PROBLEM TO SOLVE
Without altering anything, output the material below.

DATA IN THIS EXERCISE
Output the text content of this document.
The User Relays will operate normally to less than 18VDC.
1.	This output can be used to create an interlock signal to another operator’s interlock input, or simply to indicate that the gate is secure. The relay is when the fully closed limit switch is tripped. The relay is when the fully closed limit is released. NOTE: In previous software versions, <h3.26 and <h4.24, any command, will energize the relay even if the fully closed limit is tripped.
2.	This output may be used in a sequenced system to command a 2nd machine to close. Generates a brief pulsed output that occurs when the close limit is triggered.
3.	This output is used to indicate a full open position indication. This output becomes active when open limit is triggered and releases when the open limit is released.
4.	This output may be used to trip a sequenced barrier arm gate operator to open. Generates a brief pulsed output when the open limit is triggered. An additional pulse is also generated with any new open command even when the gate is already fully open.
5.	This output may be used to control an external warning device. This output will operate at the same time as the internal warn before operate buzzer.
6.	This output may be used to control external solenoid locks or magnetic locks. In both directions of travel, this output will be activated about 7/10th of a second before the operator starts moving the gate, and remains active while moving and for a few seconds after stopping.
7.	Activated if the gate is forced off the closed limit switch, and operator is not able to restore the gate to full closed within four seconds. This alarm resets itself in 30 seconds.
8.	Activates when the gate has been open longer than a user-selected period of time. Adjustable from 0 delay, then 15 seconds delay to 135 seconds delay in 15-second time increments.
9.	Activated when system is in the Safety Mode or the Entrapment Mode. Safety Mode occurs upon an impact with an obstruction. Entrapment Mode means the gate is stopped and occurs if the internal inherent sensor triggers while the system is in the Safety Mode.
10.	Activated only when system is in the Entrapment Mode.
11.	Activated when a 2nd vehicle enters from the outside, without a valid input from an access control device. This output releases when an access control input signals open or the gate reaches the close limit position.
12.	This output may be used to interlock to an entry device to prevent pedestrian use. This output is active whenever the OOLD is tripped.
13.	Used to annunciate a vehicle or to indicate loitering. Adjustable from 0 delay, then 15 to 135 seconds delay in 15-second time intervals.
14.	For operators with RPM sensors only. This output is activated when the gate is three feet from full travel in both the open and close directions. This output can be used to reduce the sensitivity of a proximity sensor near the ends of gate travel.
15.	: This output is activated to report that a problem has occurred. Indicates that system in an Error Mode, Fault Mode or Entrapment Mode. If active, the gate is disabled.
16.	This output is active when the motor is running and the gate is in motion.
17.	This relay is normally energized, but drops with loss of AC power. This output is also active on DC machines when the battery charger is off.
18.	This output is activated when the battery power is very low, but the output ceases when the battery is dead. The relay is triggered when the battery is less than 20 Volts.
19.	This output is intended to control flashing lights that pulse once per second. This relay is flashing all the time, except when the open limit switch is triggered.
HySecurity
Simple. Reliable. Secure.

FINAL RESULT
Output the text content of this document.
The User Relays will operate normally to less than 18VDC.
1.	This output can be used to create an interlock signal to another operator’s interlock input, or simply to indicate that the gate is secure. The relay is when the fully closed limit switch is tripped. The relay is when the fully closed limit is released. NOTE: In previous software versions, <h3.26 and <h4.24, any command, will energize the relay even if the fully closed limit is tripped.
2.	This output may be used in a sequenced system to command a 2nd machine to close. Generates a brief pulsed output that occurs when the close limit is triggered.
3.	This output is used to indicate a full open position indication. This output becomes active when open limit is triggered and releases when the open limit is released.
4.	This output may be used to trip a sequenced barrier arm gate operator to open. Generates a brief pulsed output when the open limit is triggered. An additional pulse is also generated with any new open command even when the gate is already fully open.
5.	This output may be used to control an external warning device. This output will operate at the same time as the internal warn before operate buzzer.
6.	This output may be used to control external solenoid locks or magnetic locks. In both directions of travel, this output will be activated about 7/10th of a second before the operator starts moving the gate, and remains active while moving and for a few seconds after stopping.
7.	Activated if the gate is forced off the closed limit switch, and operator is not able to restore the gate to full closed within four seconds. This alarm resets itself in 30 seconds.
8.	Activates when the gate has been open longer than a user-selected period of time. Adjustable from 0 delay, then 15 seconds delay to 135 seconds delay in 15-second time increments.
9.	Activated when system is in the Safety Mode or the Entrapment Mode. Safety Mode occurs upon an impact with an obstruction. Entrapment Mode means the gate is stopped and occurs if the internal inherent sensor triggers while the system is in the Safety Mode.
10.	Activated only when system is in the Entrapment Mode.
11.	Activated when a 2nd vehicle enters from the outside, without a valid input from an access control device. This output releases when an access control input signals open or the gate reaches the close limit position.
12.	This output may be used to interlock to an entry device to prevent pedestrian use. This output is active whenever the OOLD is tripped.
13.	Used to annunciate a vehicle or to indicate loitering. Adjustable from 0 delay, then 15 to 135 seconds delay in 15-second time intervals.
14.	For operators with RPM sensors only. This output is activated when the gate is three feet from full travel in both the open and close directions. This output can be used to reduce the sensitivity of a proximity sensor near the ends of gate travel.
15.	: This output is activated to report that a problem has occurred. Indicates that system in an Error Mode, Fault Mode or Entrapment Mode. If active, the gate is disabled.
16.	This output is active when the motor is running and the gate is in motion.
17.	This relay is normally energized, but drops with loss of AC power. This output is also active on DC machines when the battery charger is off.
18.	This output is activated when the battery power is very low, but the output ceases when the battery is dead. The relay is triggered when the battery is less than 20 Volts.
19.	This output is intended to control flashing lights that pulse once per second. This relay is flashing all the time, except when the open limit switch is triggered.
HySecurity
Simple. Reliable. Secure.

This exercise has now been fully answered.